◆ WHAT YOU HAVE TO DO ◆
From the entries below, copy out every line with "fungerar" in it.

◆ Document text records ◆
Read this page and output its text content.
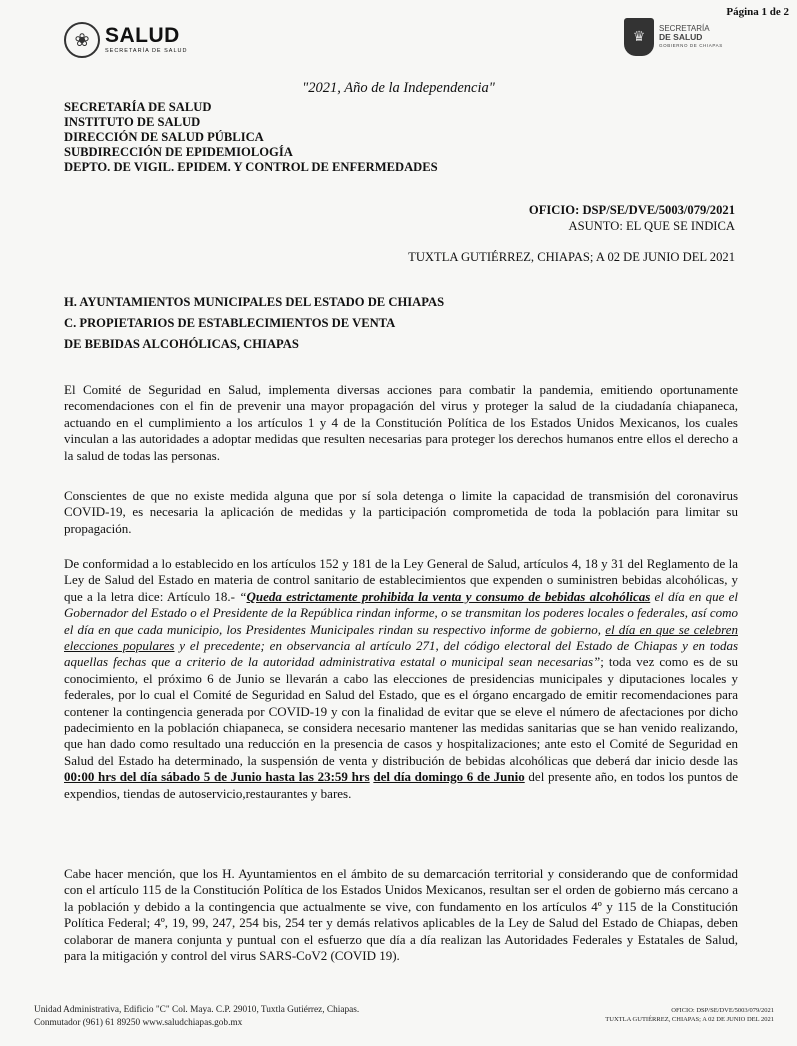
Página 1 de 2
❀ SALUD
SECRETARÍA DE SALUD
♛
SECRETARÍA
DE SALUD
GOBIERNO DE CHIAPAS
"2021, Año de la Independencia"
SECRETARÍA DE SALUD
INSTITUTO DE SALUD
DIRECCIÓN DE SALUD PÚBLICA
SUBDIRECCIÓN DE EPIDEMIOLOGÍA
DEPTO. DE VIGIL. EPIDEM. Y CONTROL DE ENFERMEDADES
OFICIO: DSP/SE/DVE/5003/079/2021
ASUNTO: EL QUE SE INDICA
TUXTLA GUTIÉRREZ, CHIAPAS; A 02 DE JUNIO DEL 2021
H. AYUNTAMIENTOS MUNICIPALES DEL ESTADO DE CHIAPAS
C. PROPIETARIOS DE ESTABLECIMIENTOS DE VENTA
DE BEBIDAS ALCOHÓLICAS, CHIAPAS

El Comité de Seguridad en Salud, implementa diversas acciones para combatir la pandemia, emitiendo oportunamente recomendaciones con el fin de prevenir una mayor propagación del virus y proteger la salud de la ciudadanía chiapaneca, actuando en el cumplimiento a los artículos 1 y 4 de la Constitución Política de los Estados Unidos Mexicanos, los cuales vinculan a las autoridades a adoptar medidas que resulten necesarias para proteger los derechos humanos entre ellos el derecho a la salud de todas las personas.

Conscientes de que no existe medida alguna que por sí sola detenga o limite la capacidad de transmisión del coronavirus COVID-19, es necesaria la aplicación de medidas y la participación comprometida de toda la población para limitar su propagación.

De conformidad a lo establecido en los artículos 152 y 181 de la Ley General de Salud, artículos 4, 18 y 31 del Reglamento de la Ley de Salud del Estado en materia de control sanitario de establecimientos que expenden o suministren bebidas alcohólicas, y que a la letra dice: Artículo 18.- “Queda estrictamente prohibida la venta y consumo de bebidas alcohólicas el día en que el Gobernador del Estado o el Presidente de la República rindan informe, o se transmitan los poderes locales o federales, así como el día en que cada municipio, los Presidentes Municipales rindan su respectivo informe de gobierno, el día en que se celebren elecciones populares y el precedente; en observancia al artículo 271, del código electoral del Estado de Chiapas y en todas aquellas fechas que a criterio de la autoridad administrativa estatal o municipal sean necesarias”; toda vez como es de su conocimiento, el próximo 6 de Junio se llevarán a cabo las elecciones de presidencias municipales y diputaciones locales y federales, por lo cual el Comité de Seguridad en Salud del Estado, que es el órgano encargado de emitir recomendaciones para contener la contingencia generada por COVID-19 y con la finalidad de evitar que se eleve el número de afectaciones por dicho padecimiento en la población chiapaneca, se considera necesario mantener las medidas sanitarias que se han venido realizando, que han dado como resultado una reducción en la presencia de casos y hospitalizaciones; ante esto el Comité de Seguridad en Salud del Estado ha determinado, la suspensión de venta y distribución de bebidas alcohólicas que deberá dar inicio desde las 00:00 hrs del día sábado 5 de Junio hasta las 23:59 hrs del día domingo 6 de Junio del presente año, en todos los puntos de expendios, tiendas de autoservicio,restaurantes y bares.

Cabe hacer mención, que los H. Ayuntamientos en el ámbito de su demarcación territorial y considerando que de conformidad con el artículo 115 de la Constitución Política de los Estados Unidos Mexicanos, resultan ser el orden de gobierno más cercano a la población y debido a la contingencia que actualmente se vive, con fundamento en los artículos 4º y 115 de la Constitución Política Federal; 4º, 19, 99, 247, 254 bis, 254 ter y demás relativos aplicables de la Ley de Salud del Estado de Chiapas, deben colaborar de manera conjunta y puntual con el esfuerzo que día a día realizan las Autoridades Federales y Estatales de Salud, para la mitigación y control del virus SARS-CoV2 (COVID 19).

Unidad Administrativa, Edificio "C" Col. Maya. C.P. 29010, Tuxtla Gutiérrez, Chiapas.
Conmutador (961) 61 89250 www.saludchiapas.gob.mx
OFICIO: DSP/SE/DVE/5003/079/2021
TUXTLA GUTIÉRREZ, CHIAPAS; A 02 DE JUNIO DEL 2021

==

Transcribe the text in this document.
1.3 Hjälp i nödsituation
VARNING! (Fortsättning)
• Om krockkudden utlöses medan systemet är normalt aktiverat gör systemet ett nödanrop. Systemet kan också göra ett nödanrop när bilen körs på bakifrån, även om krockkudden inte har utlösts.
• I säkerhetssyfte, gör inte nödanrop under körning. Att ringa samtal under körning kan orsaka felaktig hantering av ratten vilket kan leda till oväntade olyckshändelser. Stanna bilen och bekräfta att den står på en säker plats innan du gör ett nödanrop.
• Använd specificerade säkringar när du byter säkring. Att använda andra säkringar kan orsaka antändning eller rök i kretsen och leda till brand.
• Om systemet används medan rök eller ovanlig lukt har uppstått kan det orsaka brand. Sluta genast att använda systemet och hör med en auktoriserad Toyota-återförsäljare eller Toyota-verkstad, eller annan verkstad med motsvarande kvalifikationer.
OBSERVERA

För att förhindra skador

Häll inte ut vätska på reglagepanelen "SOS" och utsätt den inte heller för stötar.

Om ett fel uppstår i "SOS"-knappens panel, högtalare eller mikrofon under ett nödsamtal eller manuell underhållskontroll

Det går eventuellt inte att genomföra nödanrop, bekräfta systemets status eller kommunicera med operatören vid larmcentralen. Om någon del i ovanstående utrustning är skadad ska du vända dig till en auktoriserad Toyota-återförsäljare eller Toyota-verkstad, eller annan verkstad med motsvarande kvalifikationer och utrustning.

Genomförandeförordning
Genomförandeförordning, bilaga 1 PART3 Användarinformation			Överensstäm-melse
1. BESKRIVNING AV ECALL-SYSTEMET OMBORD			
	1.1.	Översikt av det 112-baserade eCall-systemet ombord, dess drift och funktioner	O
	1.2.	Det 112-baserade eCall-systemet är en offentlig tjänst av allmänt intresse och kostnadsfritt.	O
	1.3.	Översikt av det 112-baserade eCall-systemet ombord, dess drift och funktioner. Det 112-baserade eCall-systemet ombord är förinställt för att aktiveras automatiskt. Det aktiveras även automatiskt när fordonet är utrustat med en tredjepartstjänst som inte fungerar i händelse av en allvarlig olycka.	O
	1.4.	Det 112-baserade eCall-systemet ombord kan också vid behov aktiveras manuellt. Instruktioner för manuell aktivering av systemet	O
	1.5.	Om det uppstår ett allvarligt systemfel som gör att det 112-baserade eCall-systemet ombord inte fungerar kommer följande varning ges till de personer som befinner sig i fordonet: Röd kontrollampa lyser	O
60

◆ YOUR SOLUTION ◆
	1.3.	Översikt av det 112-baserade eCall-systemet ombord, dess drift och funktioner. Det 112-baserade eCall-systemet ombord är förinställt för att aktiveras automatiskt. Det aktiveras även automatiskt när fordonet är utrustat med en tredjepartstjänst som inte fungerar i händelse av en allvarlig olycka.	O
	1.5.	Om det uppstår ett allvarligt systemfel som gör att det 112-baserade eCall-systemet ombord inte fungerar kommer följande varning ges till de personer som befinner sig i fordonet: Röd kontrollampa lyser	O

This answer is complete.